• **INSTRUCTIONS TO FOLLOW**: Verbatim output of all the material below is required.

— BEGIN —

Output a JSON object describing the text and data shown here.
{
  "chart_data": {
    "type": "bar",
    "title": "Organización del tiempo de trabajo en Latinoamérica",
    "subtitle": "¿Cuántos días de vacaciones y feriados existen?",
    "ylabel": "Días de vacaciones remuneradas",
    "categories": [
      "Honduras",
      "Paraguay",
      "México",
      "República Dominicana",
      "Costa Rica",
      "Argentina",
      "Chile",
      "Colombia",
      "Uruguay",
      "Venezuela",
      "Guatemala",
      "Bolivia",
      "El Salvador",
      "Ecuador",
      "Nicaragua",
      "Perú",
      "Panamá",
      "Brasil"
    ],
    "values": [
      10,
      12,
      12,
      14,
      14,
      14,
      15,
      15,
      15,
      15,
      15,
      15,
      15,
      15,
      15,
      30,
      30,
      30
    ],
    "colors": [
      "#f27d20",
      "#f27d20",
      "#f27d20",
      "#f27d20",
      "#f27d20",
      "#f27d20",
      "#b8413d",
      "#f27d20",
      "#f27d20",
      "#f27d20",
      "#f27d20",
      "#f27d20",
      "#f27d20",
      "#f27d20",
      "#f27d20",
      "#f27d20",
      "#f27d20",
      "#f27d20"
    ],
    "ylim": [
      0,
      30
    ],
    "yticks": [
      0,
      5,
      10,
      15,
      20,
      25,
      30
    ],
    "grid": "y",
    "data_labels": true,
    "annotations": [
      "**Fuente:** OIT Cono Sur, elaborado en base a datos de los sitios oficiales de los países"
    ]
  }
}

— END —

• **THE COMPLETED TASK**:
Output a JSON object describing the text and data shown here.
{
  "chart_data": {
    "type": "bar",
    "title": "Organización del tiempo de trabajo en Latinoamérica",
    "subtitle": "¿Cuántos días de vacaciones y feriados existen?",
    "ylabel": "Días de vacaciones remuneradas",
    "categories": [
      "Honduras",
      "Paraguay",
      "México",
      "República Dominicana",
      "Costa Rica",
      "Argentina",
      "Chile",
      "Colombia",
      "Uruguay",
      "Venezuela",
      "Guatemala",
      "Bolivia",
      "El Salvador",
      "Ecuador",
      "Nicaragua",
      "Perú",
      "Panamá",
      "Brasil"
    ],
    "values": [
      10,
      12,
      12,
      14,
      14,
      14,
      15,
      15,
      15,
      15,
      15,
      15,
      15,
      15,
      15,
      30,
      30,
      30
    ],
    "colors": [
      "#f27d20",
      "#f27d20",
      "#f27d20",
      "#f27d20",
      "#f27d20",
      "#f27d20",
      "#b8413d",
      "#f27d20",
      "#f27d20",
      "#f27d20",
      "#f27d20",
      "#f27d20",
      "#f27d20",
      "#f27d20",
      "#f27d20",
      "#f27d20",
      "#f27d20",
      "#f27d20"
    ],
    "ylim": [
      0,
      30
    ],
    "yticks": [
      0,
      5,
      10,
      15,
      20,
      25,
      30
    ],
    "grid": "y",
    "data_labels": true,
    "annotations": [
      "**Fuente:** OIT Cono Sur, elaborado en base a datos de los sitios oficiales de los países"
    ]
  }
}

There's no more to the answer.